■ **RECORDS FOR THE EXERCISE**:
Content starts

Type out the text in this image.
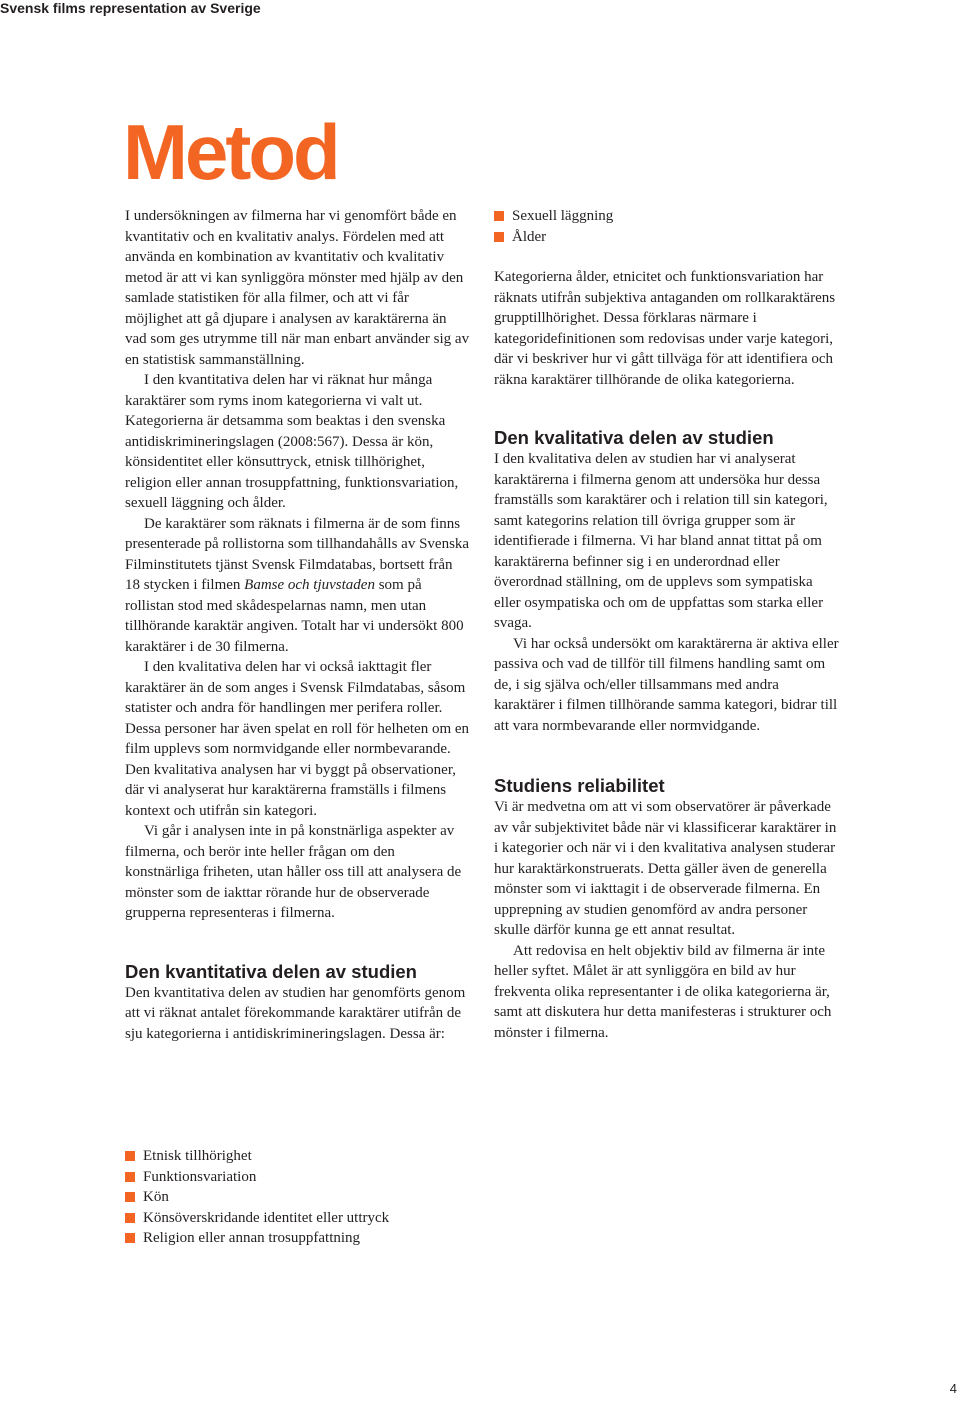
Svensk films representation av Sverige
Metod

I undersökningen av filmerna har vi genomfört både en kvantitativ och en kvalitativ analys. Fördelen med att använda en kombination av kvantitativ och kvalitativ metod är att vi kan synliggöra mönster med hjälp av den samlade statistiken för alla filmer, och att vi får möjlighet att gå djupare i analysen av karaktärerna än vad som ges utrymme till när man enbart använder sig av en statistisk sammanställning.

I den kvantitativa delen har vi räknat hur många karaktärer som ryms inom kategorierna vi valt ut. Kategorierna är detsamma som beaktas i den svenska antidiskrimineringslagen (2008:567). Dessa är kön, könsidentitet eller könsuttryck, etnisk tillhörighet, religion eller annan trosuppfattning, funktionsvariation, sexuell läggning och ålder.

De karaktärer som räknats i filmerna är de som finns presenterade på rollistorna som tillhandahålls av Svenska Filminstitutets tjänst Svensk Filmdatabas, bortsett från 18 stycken i filmen Bamse och tjuvstaden som på rollistan stod med skådespelarnas namn, men utan tillhörande karaktär angiven. Totalt har vi undersökt 800 karaktärer i de 30 filmerna.

I den kvalitativa delen har vi också iakttagit fler karaktärer än de som anges i Svensk Filmdatabas, såsom statister och andra för handlingen mer perifera roller. Dessa personer har även spelat en roll för helheten om en film upplevs som normvidgande eller normbevarande. Den kvalitativa analysen har vi byggt på observationer, där vi analyserat hur karaktärerna framställs i filmens kontext och utifrån sin kategori.

Vi går i analysen inte in på konstnärliga aspekter av filmerna, och berör inte heller frågan om den konstnärliga friheten, utan håller oss till att analysera de mönster som de iakttar rörande hur de observerade grupperna representeras i filmerna.

Den kvantitativa delen av studien

Den kvantitativa delen av studien har genomförts genom att vi räknat antalet förekommande karaktärer utifrån de sju kategorierna i antidiskrimineringslagen. Dessa är:

Etnisk tillhörighet
Funktionsvariation
Kön
Könsöverskridande identitet eller uttryck
Religion eller annan trosuppfattning
Sexuell läggning
Ålder

Kategorierna ålder, etnicitet och funktionsvariation har räknats utifrån subjektiva antaganden om rollkaraktärens grupptillhörighet. Dessa förklaras närmare i kategoridefinitionen som redovisas under varje kategori, där vi beskriver hur vi gått tillväga för att identifiera och räkna karaktärer tillhörande de olika kategorierna.

Den kvalitativa delen av studien

I den kvalitativa delen av studien har vi analyserat karaktärerna i filmerna genom att undersöka hur dessa framställs som karaktärer och i relation till sin kategori, samt kategorins relation till övriga grupper som är identifierade i filmerna. Vi har bland annat tittat på om karaktärerna befinner sig i en underordnad eller överordnad ställning, om de upplevs som sympatiska eller osympatiska och om de uppfattas som starka eller svaga.

Vi har också undersökt om karaktärerna är aktiva eller passiva och vad de tillför till filmens handling samt om de, i sig själva och/eller tillsammans med andra karaktärer i filmen tillhörande samma kategori, bidrar till att vara normbevarande eller normvidgande.

Studiens reliabilitet

Vi är medvetna om att vi som observatörer är påverkade av vår subjektivitet både när vi klassificerar karaktärer in i kategorier och när vi i den kvalitativa analysen studerar hur karaktärkonstruerats. Detta gäller även de generella mönster som vi iakttagit i de observerade filmerna. En upprepning av studien genomförd av andra personer skulle därför kunna ge ett annat resultat.

Att redovisa en helt objektiv bild av filmerna är inte heller syftet. Målet är att synliggöra en bild av hur frekventa olika representanter i de olika kategorierna är, samt att diskutera hur detta manifesteras i strukturer och mönster i filmerna.

4
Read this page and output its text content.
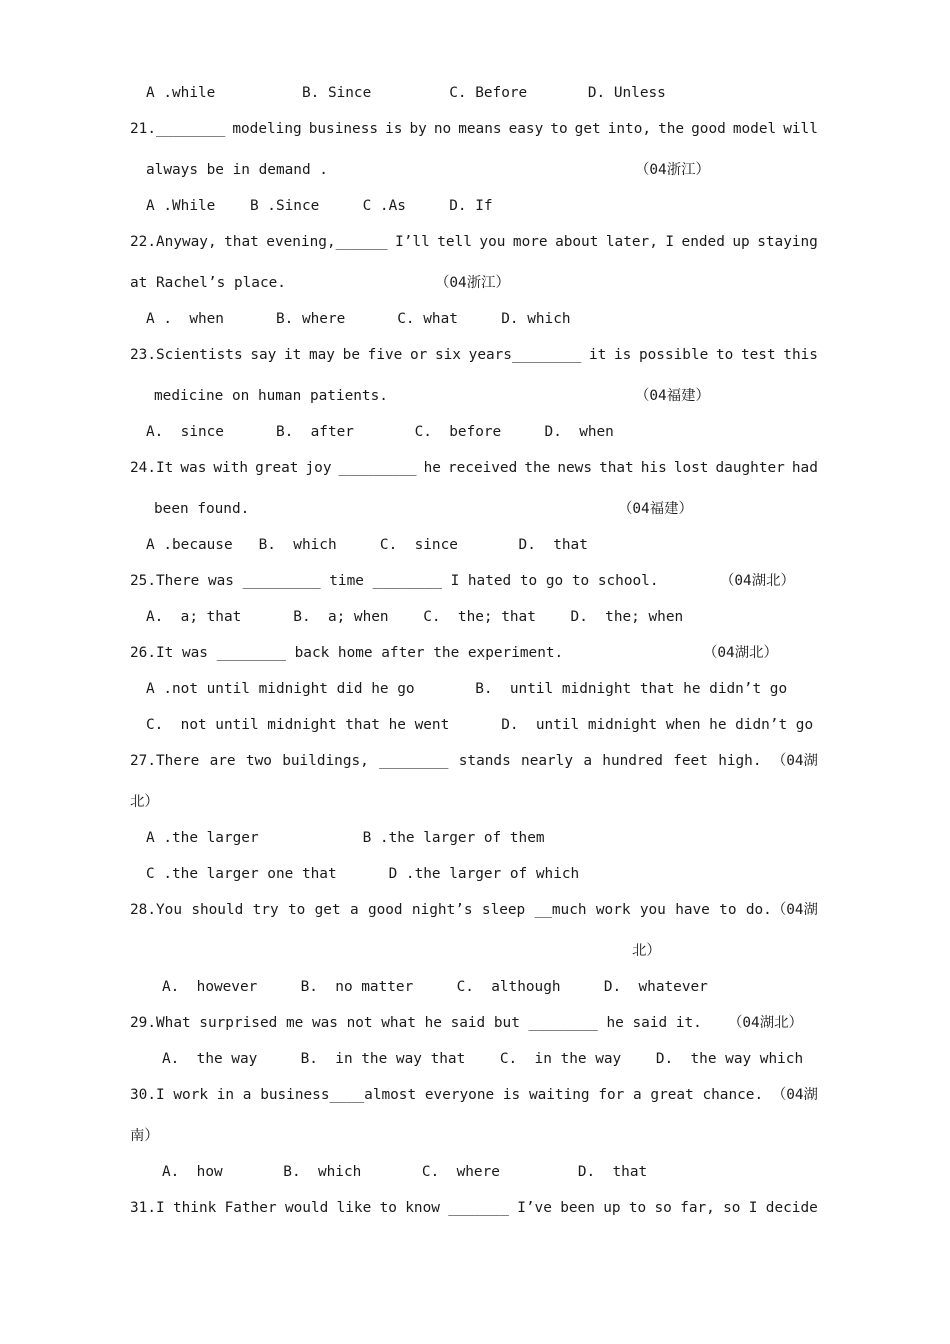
A .while          B. Since         C. Before       D. Unless
21.________ modeling business is by no means easy to get into, the good model will
always be in demand .	（04浙江）
A .While    B .Since     C .As     D. If
22.Anyway, that evening,______ I’ll tell you more about later, I ended up staying
at Rachel’s place.	（04浙江）
A .  when      B. where      C. what     D. which
23.Scientists say it may be five or six years________ it is possible to test this
medicine on human patients.	（04福建）
A.  since      B.  after       C.  before     D.  when
24.It was with great joy _________ he received the news that his lost daughter had
been found.	（04福建）
A .because   B.  which     C.  since       D.  that
25.There was _________ time ________ I hated to go to school.	（04湖北）
A.  a; that      B.  a; when    C.  the; that    D.  the; when
26.It was ________ back home after the experiment.	（04湖北）
A .not until midnight did he go       B.  until midnight that he didn’t go
C.  not until midnight that he went      D.  until midnight when he didn’t go
27.There are two buildings, ________ stands nearly a hundred feet high. （04湖
北）
A .the larger            B .the larger of them
C .the larger one that      D .the larger of which
28.You should try to get a good night’s sleep __much work you have to do.（04湖
北）
A.  however     B.  no matter     C.  although     D.  whatever
29.What surprised me was not what he said but ________ he said it. （04湖北）
A.  the way     B.  in the way that    C.  in the way    D.  the way which
30.I work in a business____almost everyone is waiting for a great chance. （04湖
南）
A.  how       B.  which       C.  where         D.  that
31.I think Father would like to know _______ I’ve been up to so far, so I decide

Content ends

■ **PROBLEM TO SOLVE**:
Output the listing exactly, without images.

■ **ANSWER AREA**:
Type out the text in this image.
Svensk films representation av Sverige
Metod

I undersökningen av filmerna har vi genomfört både en kvantitativ och en kvalitativ analys. Fördelen med att använda en kombination av kvantitativ och kvalitativ metod är att vi kan synliggöra mönster med hjälp av den samlade statistiken för alla filmer, och att vi får möjlighet att gå djupare i analysen av karaktärerna än vad som ges utrymme till när man enbart använder sig av en statistisk sammanställning.

I den kvantitativa delen har vi räknat hur många karaktärer som ryms inom kategorierna vi valt ut. Kategorierna är detsamma som beaktas i den svenska antidiskrimineringslagen (2008:567). Dessa är kön, könsidentitet eller könsuttryck, etnisk tillhörighet, religion eller annan trosuppfattning, funktionsvariation, sexuell läggning och ålder.

De karaktärer som räknats i filmerna är de som finns presenterade på rollistorna som tillhandahålls av Svenska Filminstitutets tjänst Svensk Filmdatabas, bortsett från 18 stycken i filmen Bamse och tjuvstaden som på rollistan stod med skådespelarnas namn, men utan tillhörande karaktär angiven. Totalt har vi undersökt 800 karaktärer i de 30 filmerna.

I den kvalitativa delen har vi också iakttagit fler karaktärer än de som anges i Svensk Filmdatabas, såsom statister och andra för handlingen mer perifera roller. Dessa personer har även spelat en roll för helheten om en film upplevs som normvidgande eller normbevarande. Den kvalitativa analysen har vi byggt på observationer, där vi analyserat hur karaktärerna framställs i filmens kontext och utifrån sin kategori.

Vi går i analysen inte in på konstnärliga aspekter av filmerna, och berör inte heller frågan om den konstnärliga friheten, utan håller oss till att analysera de mönster som de iakttar rörande hur de observerade grupperna representeras i filmerna.

Den kvantitativa delen av studien

Den kvantitativa delen av studien har genomförts genom att vi räknat antalet förekommande karaktärer utifrån de sju kategorierna i antidiskrimineringslagen. Dessa är:

Etnisk tillhörighet
Funktionsvariation
Kön
Könsöverskridande identitet eller uttryck
Religion eller annan trosuppfattning
Sexuell läggning
Ålder

Kategorierna ålder, etnicitet och funktionsvariation har räknats utifrån subjektiva antaganden om rollkaraktärens grupptillhörighet. Dessa förklaras närmare i kategoridefinitionen som redovisas under varje kategori, där vi beskriver hur vi gått tillväga för att identifiera och räkna karaktärer tillhörande de olika kategorierna.

Den kvalitativa delen av studien

I den kvalitativa delen av studien har vi analyserat karaktärerna i filmerna genom att undersöka hur dessa framställs som karaktärer och i relation till sin kategori, samt kategorins relation till övriga grupper som är identifierade i filmerna. Vi har bland annat tittat på om karaktärerna befinner sig i en underordnad eller överordnad ställning, om de upplevs som sympatiska eller osympatiska och om de uppfattas som starka eller svaga.

Vi har också undersökt om karaktärerna är aktiva eller passiva och vad de tillför till filmens handling samt om de, i sig själva och/eller tillsammans med andra karaktärer i filmen tillhörande samma kategori, bidrar till att vara normbevarande eller normvidgande.

Studiens reliabilitet

Vi är medvetna om att vi som observatörer är påverkade av vår subjektivitet både när vi klassificerar karaktärer in i kategorier och när vi i den kvalitativa analysen studerar hur karaktärkonstruerats. Detta gäller även de generella mönster som vi iakttagit i de observerade filmerna. En upprepning av studien genomförd av andra personer skulle därför kunna ge ett annat resultat.

Att redovisa en helt objektiv bild av filmerna är inte heller syftet. Målet är att synliggöra en bild av hur frekventa olika representanter i de olika kategorierna är, samt att diskutera hur detta manifesteras i strukturer och mönster i filmerna.

4
Read this page and output its text content.
A .while          B. Since         C. Before       D. Unless
21.________ modeling business is by no means easy to get into, the good model will
always be in demand .	（04浙江）
A .While    B .Since     C .As     D. If
22.Anyway, that evening,______ I’ll tell you more about later, I ended up staying
at Rachel’s place.	（04浙江）
A .  when      B. where      C. what     D. which
23.Scientists say it may be five or six years________ it is possible to test this
medicine on human patients.	（04福建）
A.  since      B.  after       C.  before     D.  when
24.It was with great joy _________ he received the news that his lost daughter had
been found.	（04福建）
A .because   B.  which     C.  since       D.  that
25.There was _________ time ________ I hated to go to school.	（04湖北）
A.  a; that      B.  a; when    C.  the; that    D.  the; when
26.It was ________ back home after the experiment.	（04湖北）
A .not until midnight did he go       B.  until midnight that he didn’t go
C.  not until midnight that he went      D.  until midnight when he didn’t go
27.There are two buildings, ________ stands nearly a hundred feet high. （04湖
北）
A .the larger            B .the larger of them
C .the larger one that      D .the larger of which
28.You should try to get a good night’s sleep __much work you have to do.（04湖
北）
A.  however     B.  no matter     C.  although     D.  whatever
29.What surprised me was not what he said but ________ he said it. （04湖北）
A.  the way     B.  in the way that    C.  in the way    D.  the way which
30.I work in a business____almost everyone is waiting for a great chance. （04湖
南）
A.  how       B.  which       C.  where         D.  that
31.I think Father would like to know _______ I’ve been up to so far, so I decide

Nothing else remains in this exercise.